_Instruction a:_ According to the URL classifier page, into which three categories is the model trained to sort URLs?

_Reading text:_
URL Classifier

Summary
GitHub Repository
Project Details

Summary

This project is about constructing a URL classification model using the TensorFlow library. The model is trained to classify URLs into three categories: ‘left’, ‘central’, and ‘right’. The project is organized as a Jupyter notebook (Classifier_Demo.ipynb) and a utility script (utils.py).

GitHub Repository

Check the source codes out on my GitHub repo.

Project Details

Initialization

Firstly, the project starts with setting up the environment and importing necessary packages, including TensorFlow, pandas, numpy, and others.

Environment Setup

The environment setup includes mounting Google Drive and specifying the directory for data and model resources.

# URL Classifier
""" Prepare Notebook for Google Colab """
# Mount Google Drive
from google.colab import drive
drive.mount('/content/drive')

# Specify location
module_dir = (
    "/content/drive/My Drive/Demo"
)

# Add material directory
import sys
sys.path.append(module_dir)

Install prerequisite libraries

The code imports the necessary libraries and checks if a GPU is available for TensorFlow to use.

""" Install prerequisite libraries """
# Some of the codes in this notebook may return error
# with different versions of the packages listed below.

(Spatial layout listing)

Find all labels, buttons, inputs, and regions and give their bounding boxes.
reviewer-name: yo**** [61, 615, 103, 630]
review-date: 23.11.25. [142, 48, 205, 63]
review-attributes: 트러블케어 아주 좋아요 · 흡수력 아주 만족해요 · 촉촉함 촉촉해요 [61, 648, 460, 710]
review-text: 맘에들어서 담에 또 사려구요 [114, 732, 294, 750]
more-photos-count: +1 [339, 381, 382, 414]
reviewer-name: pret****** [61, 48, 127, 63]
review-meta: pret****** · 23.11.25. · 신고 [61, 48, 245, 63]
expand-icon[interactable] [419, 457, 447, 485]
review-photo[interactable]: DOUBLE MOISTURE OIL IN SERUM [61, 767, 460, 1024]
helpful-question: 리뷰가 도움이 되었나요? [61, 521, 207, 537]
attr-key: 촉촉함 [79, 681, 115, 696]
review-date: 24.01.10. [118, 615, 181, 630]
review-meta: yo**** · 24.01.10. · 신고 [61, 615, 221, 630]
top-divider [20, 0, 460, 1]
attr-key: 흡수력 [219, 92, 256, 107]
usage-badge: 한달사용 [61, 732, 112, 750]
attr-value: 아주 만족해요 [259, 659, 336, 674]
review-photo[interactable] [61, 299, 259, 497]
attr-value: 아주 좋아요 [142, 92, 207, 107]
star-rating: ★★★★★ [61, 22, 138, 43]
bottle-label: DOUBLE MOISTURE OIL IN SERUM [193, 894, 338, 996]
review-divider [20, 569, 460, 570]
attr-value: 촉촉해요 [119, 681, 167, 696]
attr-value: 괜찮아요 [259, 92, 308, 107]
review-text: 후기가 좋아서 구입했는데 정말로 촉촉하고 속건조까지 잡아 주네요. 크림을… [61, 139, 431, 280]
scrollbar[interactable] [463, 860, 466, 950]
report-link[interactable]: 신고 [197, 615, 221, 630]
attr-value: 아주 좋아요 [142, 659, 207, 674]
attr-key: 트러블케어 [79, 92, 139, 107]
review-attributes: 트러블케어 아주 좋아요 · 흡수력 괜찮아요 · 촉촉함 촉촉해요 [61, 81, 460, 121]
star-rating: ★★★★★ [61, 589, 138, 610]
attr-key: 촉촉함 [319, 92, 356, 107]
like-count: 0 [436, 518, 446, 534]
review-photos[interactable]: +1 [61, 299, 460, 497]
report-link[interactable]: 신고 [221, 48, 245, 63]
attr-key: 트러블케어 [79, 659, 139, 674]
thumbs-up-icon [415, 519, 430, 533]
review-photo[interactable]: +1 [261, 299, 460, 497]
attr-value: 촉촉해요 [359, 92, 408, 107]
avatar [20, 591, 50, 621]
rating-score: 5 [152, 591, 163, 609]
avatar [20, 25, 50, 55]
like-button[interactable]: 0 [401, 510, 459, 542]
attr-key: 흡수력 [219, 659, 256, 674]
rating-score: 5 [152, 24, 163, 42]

_Instruction b:_ Reproduce without any change the part of the listing that opens with its first line and closes with the line containing "top-divider [20, 0, 460, 1]", including both of these lines.

_Task answer a:_ ‘left’, ‘central’, and ‘right’

_Task answer b:_
Find all labels, buttons, inputs, and regions and give their bounding boxes.
reviewer-name: yo**** [61, 615, 103, 630]
review-date: 23.11.25. [142, 48, 205, 63]
review-attributes: 트러블케어 아주 좋아요 · 흡수력 아주 만족해요 · 촉촉함 촉촉해요 [61, 648, 460, 710]
review-text: 맘에들어서 담에 또 사려구요 [114, 732, 294, 750]
more-photos-count: +1 [339, 381, 382, 414]
reviewer-name: pret****** [61, 48, 127, 63]
review-meta: pret****** · 23.11.25. · 신고 [61, 48, 245, 63]
expand-icon[interactable] [419, 457, 447, 485]
review-photo[interactable]: DOUBLE MOISTURE OIL IN SERUM [61, 767, 460, 1024]
helpful-question: 리뷰가 도움이 되었나요? [61, 521, 207, 537]
attr-key: 촉촉함 [79, 681, 115, 696]
review-date: 24.01.10. [118, 615, 181, 630]
review-meta: yo**** · 24.01.10. · 신고 [61, 615, 221, 630]
top-divider [20, 0, 460, 1]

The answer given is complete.